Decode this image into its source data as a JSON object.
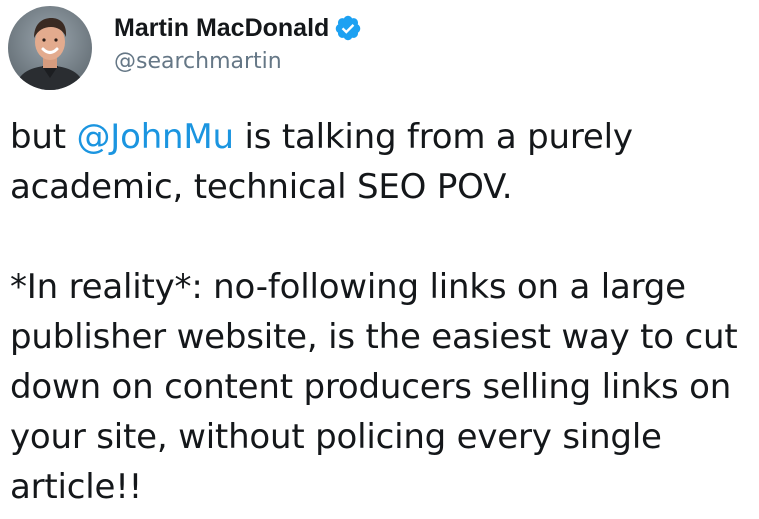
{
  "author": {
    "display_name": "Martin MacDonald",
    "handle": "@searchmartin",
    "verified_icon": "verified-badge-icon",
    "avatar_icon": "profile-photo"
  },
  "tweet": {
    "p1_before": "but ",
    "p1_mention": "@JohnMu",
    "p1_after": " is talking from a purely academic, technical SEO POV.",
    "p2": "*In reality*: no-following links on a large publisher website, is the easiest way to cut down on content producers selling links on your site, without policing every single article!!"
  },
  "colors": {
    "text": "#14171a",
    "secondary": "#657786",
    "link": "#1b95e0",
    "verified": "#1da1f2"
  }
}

## PROBLEM TO WORK ON
The material above must be printed exactly, with its pictures left out.

## REPLY TO THE TASK
Decode this image into its source data as a JSON object.
{
  "author": {
    "display_name": "Martin MacDonald",
    "handle": "@searchmartin",
    "verified_icon": "verified-badge-icon",
    "avatar_icon": "profile-photo"
  },
  "tweet": {
    "p1_before": "but ",
    "p1_mention": "@JohnMu",
    "p1_after": " is talking from a purely academic, technical SEO POV.",
    "p2": "*In reality*: no-following links on a large publisher website, is the easiest way to cut down on content producers selling links on your site, without policing every single article!!"
  },
  "colors": {
    "text": "#14171a",
    "secondary": "#657786",
    "link": "#1b95e0",
    "verified": "#1da1f2"
  }
}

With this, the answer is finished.